*** Dataset extract
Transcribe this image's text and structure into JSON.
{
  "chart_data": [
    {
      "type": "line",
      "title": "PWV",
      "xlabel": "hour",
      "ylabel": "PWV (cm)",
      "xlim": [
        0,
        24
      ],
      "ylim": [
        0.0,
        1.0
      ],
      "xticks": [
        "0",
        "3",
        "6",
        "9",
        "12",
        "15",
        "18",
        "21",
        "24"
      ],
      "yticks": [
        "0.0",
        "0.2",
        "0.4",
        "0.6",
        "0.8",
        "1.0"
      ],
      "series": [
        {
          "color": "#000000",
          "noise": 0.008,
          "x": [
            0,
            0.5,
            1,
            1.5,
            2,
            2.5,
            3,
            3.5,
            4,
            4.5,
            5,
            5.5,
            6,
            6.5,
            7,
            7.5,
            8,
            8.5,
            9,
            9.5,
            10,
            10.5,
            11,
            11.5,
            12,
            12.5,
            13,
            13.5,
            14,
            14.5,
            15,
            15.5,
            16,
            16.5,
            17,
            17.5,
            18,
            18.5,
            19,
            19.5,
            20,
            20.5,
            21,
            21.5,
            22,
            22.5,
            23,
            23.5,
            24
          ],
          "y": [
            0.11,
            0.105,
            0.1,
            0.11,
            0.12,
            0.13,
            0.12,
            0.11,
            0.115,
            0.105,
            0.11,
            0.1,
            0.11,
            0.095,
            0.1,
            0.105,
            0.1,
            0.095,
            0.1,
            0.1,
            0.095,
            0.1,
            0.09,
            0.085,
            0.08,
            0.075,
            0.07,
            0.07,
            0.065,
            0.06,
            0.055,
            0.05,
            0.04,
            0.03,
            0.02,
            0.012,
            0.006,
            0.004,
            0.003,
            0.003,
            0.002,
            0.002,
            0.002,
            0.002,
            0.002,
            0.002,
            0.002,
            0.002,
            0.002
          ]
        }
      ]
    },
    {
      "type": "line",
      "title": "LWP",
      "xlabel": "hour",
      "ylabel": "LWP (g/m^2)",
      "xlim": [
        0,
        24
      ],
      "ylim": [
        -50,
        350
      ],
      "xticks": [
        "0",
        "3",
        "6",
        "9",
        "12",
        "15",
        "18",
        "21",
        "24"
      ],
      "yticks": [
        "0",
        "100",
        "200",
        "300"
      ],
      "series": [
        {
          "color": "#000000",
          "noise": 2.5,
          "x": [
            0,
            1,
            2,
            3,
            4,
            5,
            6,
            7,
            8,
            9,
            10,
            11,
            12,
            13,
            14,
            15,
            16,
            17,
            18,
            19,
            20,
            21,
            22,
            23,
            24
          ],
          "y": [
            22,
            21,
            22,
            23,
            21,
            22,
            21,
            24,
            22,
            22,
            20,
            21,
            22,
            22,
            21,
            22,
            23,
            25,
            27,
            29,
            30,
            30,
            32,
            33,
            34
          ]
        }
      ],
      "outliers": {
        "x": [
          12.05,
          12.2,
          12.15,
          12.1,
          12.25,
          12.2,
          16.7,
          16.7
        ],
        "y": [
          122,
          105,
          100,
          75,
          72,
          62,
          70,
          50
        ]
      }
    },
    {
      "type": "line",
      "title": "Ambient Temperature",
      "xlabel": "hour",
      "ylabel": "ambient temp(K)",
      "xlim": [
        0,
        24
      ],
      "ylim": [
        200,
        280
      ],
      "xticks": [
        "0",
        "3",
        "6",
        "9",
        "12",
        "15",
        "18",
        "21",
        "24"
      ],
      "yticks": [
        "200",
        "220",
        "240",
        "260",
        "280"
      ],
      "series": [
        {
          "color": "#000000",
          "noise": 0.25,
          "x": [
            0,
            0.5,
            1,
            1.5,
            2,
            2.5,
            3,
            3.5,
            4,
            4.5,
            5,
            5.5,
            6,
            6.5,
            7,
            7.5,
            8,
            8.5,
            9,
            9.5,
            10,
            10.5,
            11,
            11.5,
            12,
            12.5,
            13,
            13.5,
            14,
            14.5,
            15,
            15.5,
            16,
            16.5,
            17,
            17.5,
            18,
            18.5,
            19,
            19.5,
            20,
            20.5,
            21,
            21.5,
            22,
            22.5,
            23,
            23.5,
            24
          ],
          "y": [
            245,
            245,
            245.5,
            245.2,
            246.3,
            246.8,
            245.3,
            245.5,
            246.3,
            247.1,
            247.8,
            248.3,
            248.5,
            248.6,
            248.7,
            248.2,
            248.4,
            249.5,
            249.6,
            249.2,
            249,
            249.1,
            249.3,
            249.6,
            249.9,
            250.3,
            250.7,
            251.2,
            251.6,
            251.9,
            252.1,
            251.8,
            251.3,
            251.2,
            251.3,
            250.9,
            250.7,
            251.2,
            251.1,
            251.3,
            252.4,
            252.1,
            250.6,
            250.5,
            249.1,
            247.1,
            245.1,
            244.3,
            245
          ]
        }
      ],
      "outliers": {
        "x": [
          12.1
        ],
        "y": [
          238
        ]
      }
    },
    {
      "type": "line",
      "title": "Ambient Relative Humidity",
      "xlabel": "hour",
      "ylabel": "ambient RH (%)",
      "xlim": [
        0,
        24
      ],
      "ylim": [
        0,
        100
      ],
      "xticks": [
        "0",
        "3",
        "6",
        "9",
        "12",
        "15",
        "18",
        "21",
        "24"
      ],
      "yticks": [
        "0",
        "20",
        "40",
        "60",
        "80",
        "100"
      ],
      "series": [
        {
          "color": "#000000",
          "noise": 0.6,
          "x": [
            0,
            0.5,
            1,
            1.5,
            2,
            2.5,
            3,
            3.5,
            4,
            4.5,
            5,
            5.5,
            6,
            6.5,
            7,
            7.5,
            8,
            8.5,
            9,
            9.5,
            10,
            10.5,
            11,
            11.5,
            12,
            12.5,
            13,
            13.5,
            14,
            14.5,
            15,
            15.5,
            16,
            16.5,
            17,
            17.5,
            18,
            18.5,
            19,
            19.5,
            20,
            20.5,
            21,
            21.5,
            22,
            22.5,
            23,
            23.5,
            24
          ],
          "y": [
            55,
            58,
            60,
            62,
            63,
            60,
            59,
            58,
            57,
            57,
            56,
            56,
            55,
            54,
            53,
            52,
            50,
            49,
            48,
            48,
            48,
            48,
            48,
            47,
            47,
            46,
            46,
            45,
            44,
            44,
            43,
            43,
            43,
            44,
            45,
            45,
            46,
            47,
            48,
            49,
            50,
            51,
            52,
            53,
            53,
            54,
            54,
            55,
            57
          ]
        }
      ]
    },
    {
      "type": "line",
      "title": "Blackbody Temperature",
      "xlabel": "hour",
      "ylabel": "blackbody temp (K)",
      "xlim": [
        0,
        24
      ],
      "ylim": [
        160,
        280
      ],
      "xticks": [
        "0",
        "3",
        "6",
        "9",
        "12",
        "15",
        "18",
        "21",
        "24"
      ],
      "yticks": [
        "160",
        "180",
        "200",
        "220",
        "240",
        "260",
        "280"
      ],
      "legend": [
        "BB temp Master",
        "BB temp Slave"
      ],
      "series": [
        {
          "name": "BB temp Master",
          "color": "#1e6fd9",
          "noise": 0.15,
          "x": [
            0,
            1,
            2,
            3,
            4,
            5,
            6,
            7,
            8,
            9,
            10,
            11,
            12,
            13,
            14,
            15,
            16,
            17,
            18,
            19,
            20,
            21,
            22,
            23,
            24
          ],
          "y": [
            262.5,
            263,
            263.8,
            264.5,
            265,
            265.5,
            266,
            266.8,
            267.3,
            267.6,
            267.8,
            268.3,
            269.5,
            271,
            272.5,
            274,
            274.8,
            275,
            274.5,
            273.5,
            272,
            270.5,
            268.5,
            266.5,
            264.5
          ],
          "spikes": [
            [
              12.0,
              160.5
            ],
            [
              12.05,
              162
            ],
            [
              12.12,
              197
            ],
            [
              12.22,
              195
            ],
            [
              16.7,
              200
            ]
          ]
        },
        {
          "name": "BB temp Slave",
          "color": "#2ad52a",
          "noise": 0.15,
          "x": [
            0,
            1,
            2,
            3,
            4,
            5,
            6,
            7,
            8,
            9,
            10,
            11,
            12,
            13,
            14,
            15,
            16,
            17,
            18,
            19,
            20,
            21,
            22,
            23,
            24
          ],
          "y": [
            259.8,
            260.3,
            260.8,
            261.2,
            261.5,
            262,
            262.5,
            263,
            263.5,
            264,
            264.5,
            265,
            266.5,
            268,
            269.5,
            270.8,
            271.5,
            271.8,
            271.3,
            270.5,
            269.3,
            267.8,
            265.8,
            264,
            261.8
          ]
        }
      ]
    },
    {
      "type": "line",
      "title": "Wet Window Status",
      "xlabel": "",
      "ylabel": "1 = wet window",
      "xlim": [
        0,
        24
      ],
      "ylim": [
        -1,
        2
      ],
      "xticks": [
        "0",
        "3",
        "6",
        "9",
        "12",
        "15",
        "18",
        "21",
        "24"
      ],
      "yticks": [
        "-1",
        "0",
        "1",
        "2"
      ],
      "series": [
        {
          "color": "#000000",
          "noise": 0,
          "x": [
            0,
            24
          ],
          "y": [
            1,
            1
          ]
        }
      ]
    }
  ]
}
******
▶ [Directions for this task]
Reproduce each line from the records that contains the word "name".

▶ [Expected output]
          "name": "BB temp Master",
          "name": "BB temp Slave",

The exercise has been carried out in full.